-------- Material provided
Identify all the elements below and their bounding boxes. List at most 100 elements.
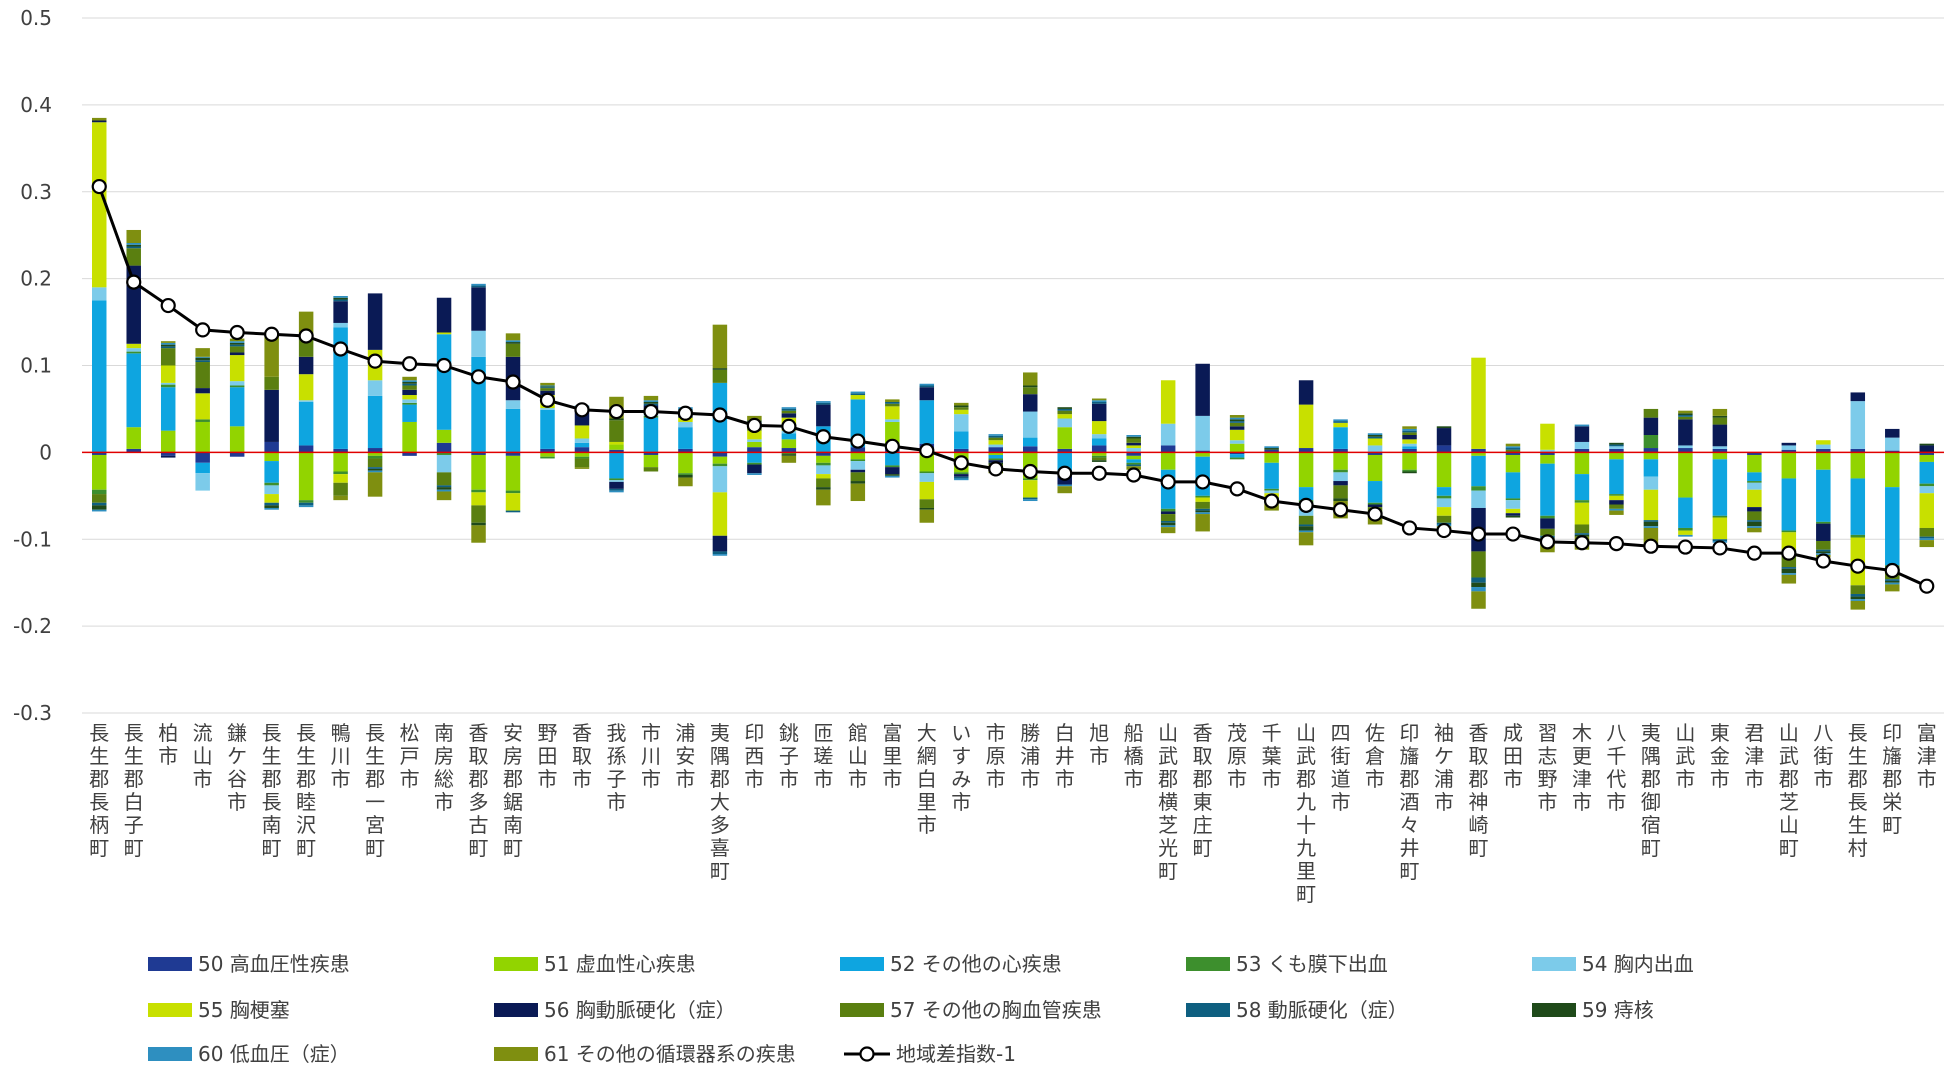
bar-segment — [1781, 574, 1797, 584]
category-label: 香取市 — [572, 721, 592, 791]
bar-segment — [1160, 380, 1176, 424]
bar-segment — [1402, 446, 1417, 449]
bar-segment — [1505, 513, 1521, 516]
bar-segment — [91, 300, 107, 453]
bar-segment — [1195, 495, 1210, 498]
bar-segment — [678, 421, 693, 428]
bar-segment — [1850, 448, 1866, 453]
bar-segment — [850, 452, 866, 460]
bar-segment — [1540, 454, 1555, 464]
bar-segment — [195, 419, 210, 422]
bar-segment — [126, 248, 141, 266]
bar-segment — [160, 387, 176, 431]
bar-segment — [1712, 517, 1728, 540]
bar-segment — [1436, 452, 1452, 488]
bar-segment — [229, 381, 245, 386]
category-label: 習志野市 — [1537, 721, 1557, 814]
bar-segment — [954, 407, 969, 410]
bar-segment — [1229, 443, 1245, 453]
bar-segment — [1091, 421, 1107, 435]
line-point — [1470, 526, 1487, 542]
bar-segment — [1609, 508, 1624, 511]
category-label: 山武郡芝山町 — [1779, 721, 1799, 860]
bar-segment — [1436, 507, 1452, 516]
bar-segment — [436, 491, 452, 501]
bar-segment — [954, 472, 969, 475]
category-label: 館山市 — [848, 721, 868, 791]
bar-segment — [1919, 486, 1935, 494]
bar-segment — [1643, 459, 1659, 477]
bar-segment — [1850, 401, 1866, 449]
legend-swatch — [840, 1003, 884, 1017]
bar-segment — [471, 489, 486, 493]
bar-segment — [1747, 521, 1762, 527]
y-tick-label: -0.2 — [13, 614, 52, 638]
bar-segment — [885, 403, 900, 407]
bar-segment — [1471, 448, 1486, 453]
bar-segment — [781, 433, 797, 440]
line-point — [608, 403, 625, 420]
bar-segment — [1609, 444, 1624, 447]
bar-segment — [574, 458, 590, 468]
bar-segment — [1229, 415, 1245, 418]
bar-segment — [1678, 527, 1693, 531]
category-label: 茂原市 — [1227, 721, 1247, 791]
bar-segment — [1402, 432, 1417, 435]
bar-segment — [1298, 404, 1314, 449]
bar-segment — [574, 456, 590, 459]
bar-segment — [1885, 582, 1900, 585]
bar-segment — [678, 448, 693, 453]
bar-segment — [505, 510, 521, 513]
bar-segment — [1781, 452, 1797, 479]
bar-segment — [1574, 441, 1590, 449]
category-label: 松戸市 — [400, 721, 420, 791]
bar-segment — [954, 414, 969, 432]
bar-segment — [1678, 452, 1693, 498]
bar-segment — [850, 472, 866, 482]
bar-segment — [747, 464, 762, 474]
bar-segment — [1333, 422, 1348, 428]
bar-segment — [1609, 446, 1624, 449]
bar-segment — [436, 454, 452, 473]
bar-segment — [229, 346, 245, 353]
bar-segment — [126, 243, 141, 245]
bar-segment — [333, 296, 348, 298]
bar-segment — [712, 324, 728, 369]
bar-segment — [816, 474, 831, 479]
legend-label: 53 くも膜下出血 — [1236, 952, 1388, 976]
bar-segment — [1574, 502, 1590, 525]
bar-segment — [1367, 481, 1383, 503]
bar-segment — [1919, 527, 1935, 537]
bar-segment — [195, 357, 210, 361]
bar-segment — [126, 244, 141, 247]
bar-segment — [1126, 445, 1141, 449]
bar-segment — [91, 505, 107, 510]
bar-segment — [1505, 452, 1521, 455]
bar-segment — [643, 395, 659, 401]
legend-label: 54 胸内出血 — [1582, 952, 1694, 976]
bar-segment — [850, 481, 866, 484]
bar-segment — [333, 474, 348, 483]
bar-segment — [988, 434, 1004, 436]
bar-segment — [781, 448, 797, 453]
bar-segment — [1333, 427, 1348, 449]
bar-segment — [1781, 573, 1797, 575]
line-point — [264, 326, 280, 342]
bar-segment — [195, 362, 210, 389]
bar-segment — [1678, 413, 1693, 416]
line-point — [160, 297, 176, 314]
bar-segment — [1022, 394, 1038, 412]
bar-segment — [1022, 387, 1038, 395]
bar-segment — [1126, 442, 1141, 446]
bar-segment — [402, 421, 417, 453]
bar-segment — [1816, 469, 1831, 522]
bar-segment — [1022, 411, 1038, 438]
bar-segment — [1022, 385, 1038, 388]
bar-segment — [505, 490, 521, 494]
bar-segment — [885, 401, 900, 404]
bar-segment — [471, 454, 486, 490]
bar-segment — [1091, 403, 1107, 422]
category-label: 柏市 — [158, 721, 178, 768]
line-point — [884, 438, 900, 454]
bar-segment — [574, 425, 590, 439]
----------------
▶ Exercise description
Update the lines above by changing each "category-label" to "axis-label" and keeping everything else the same. Leave the picture out of your answer.

▶ The output
Identify all the elements below and their bounding boxes. List at most 100 elements.
bar-segment — [1781, 574, 1797, 584]
axis-label: 香取市 — [572, 721, 592, 791]
bar-segment — [1160, 380, 1176, 424]
bar-segment — [1402, 446, 1417, 449]
bar-segment — [1505, 513, 1521, 516]
bar-segment — [91, 300, 107, 453]
bar-segment — [1195, 495, 1210, 498]
bar-segment — [678, 421, 693, 428]
bar-segment — [1850, 448, 1866, 453]
bar-segment — [850, 452, 866, 460]
bar-segment — [1540, 454, 1555, 464]
bar-segment — [195, 419, 210, 422]
bar-segment — [126, 248, 141, 266]
bar-segment — [160, 387, 176, 431]
bar-segment — [1712, 517, 1728, 540]
bar-segment — [1436, 452, 1452, 488]
bar-segment — [229, 381, 245, 386]
axis-label: 習志野市 — [1537, 721, 1557, 814]
bar-segment — [954, 407, 969, 410]
bar-segment — [1229, 443, 1245, 453]
bar-segment — [1091, 421, 1107, 435]
line-point — [1470, 526, 1487, 542]
bar-segment — [1609, 508, 1624, 511]
axis-label: 山武郡芝山町 — [1779, 721, 1799, 860]
bar-segment — [1436, 507, 1452, 516]
bar-segment — [436, 491, 452, 501]
bar-segment — [954, 472, 969, 475]
axis-label: 館山市 — [848, 721, 868, 791]
bar-segment — [1919, 486, 1935, 494]
bar-segment — [1643, 459, 1659, 477]
bar-segment — [1850, 401, 1866, 449]
legend-swatch — [840, 1003, 884, 1017]
bar-segment — [471, 489, 486, 493]
bar-segment — [1747, 521, 1762, 527]
y-tick-label: -0.2 — [13, 614, 52, 638]
bar-segment — [885, 403, 900, 407]
bar-segment — [1471, 448, 1486, 453]
bar-segment — [781, 433, 797, 440]
line-point — [608, 403, 625, 420]
bar-segment — [1609, 444, 1624, 447]
bar-segment — [574, 458, 590, 468]
bar-segment — [1229, 415, 1245, 418]
bar-segment — [1678, 527, 1693, 531]
axis-label: 茂原市 — [1227, 721, 1247, 791]
bar-segment — [1402, 432, 1417, 435]
bar-segment — [1298, 404, 1314, 449]
bar-segment — [574, 456, 590, 459]
bar-segment — [1885, 582, 1900, 585]
bar-segment — [678, 448, 693, 453]
bar-segment — [505, 510, 521, 513]
bar-segment — [1781, 452, 1797, 479]
bar-segment — [1574, 441, 1590, 449]
axis-label: 松戸市 — [400, 721, 420, 791]
bar-segment — [954, 414, 969, 432]
bar-segment — [1678, 452, 1693, 498]
bar-segment — [850, 472, 866, 482]
bar-segment — [747, 464, 762, 474]
bar-segment — [1333, 422, 1348, 428]
bar-segment — [1609, 446, 1624, 449]
bar-segment — [436, 454, 452, 473]
bar-segment — [229, 346, 245, 353]
bar-segment — [126, 243, 141, 245]
bar-segment — [333, 296, 348, 298]
bar-segment — [712, 324, 728, 369]
bar-segment — [816, 474, 831, 479]
legend-label: 53 くも膜下出血 — [1236, 952, 1388, 976]
bar-segment — [1574, 502, 1590, 525]
bar-segment — [1367, 481, 1383, 503]
bar-segment — [1919, 527, 1935, 537]
bar-segment — [195, 357, 210, 361]
bar-segment — [126, 244, 141, 247]
bar-segment — [1126, 445, 1141, 449]
bar-segment — [91, 505, 107, 510]
bar-segment — [1505, 452, 1521, 455]
bar-segment — [643, 395, 659, 401]
legend-label: 54 胸内出血 — [1582, 952, 1694, 976]
bar-segment — [850, 481, 866, 484]
bar-segment — [333, 474, 348, 483]
bar-segment — [988, 434, 1004, 436]
bar-segment — [781, 448, 797, 453]
bar-segment — [1333, 427, 1348, 449]
bar-segment — [1781, 573, 1797, 575]
line-point — [264, 326, 280, 342]
bar-segment — [195, 362, 210, 389]
bar-segment — [1678, 413, 1693, 416]
line-point — [160, 297, 176, 314]
bar-segment — [1022, 394, 1038, 412]
bar-segment — [1022, 387, 1038, 395]
bar-segment — [1126, 442, 1141, 446]
bar-segment — [402, 421, 417, 453]
bar-segment — [1816, 469, 1831, 522]
bar-segment — [1022, 411, 1038, 438]
bar-segment — [1022, 385, 1038, 388]
bar-segment — [505, 490, 521, 494]
bar-segment — [885, 401, 900, 404]
bar-segment — [471, 454, 486, 490]
bar-segment — [1091, 403, 1107, 422]
axis-label: 柏市 — [158, 721, 178, 768]
line-point — [884, 438, 900, 454]
bar-segment — [574, 425, 590, 439]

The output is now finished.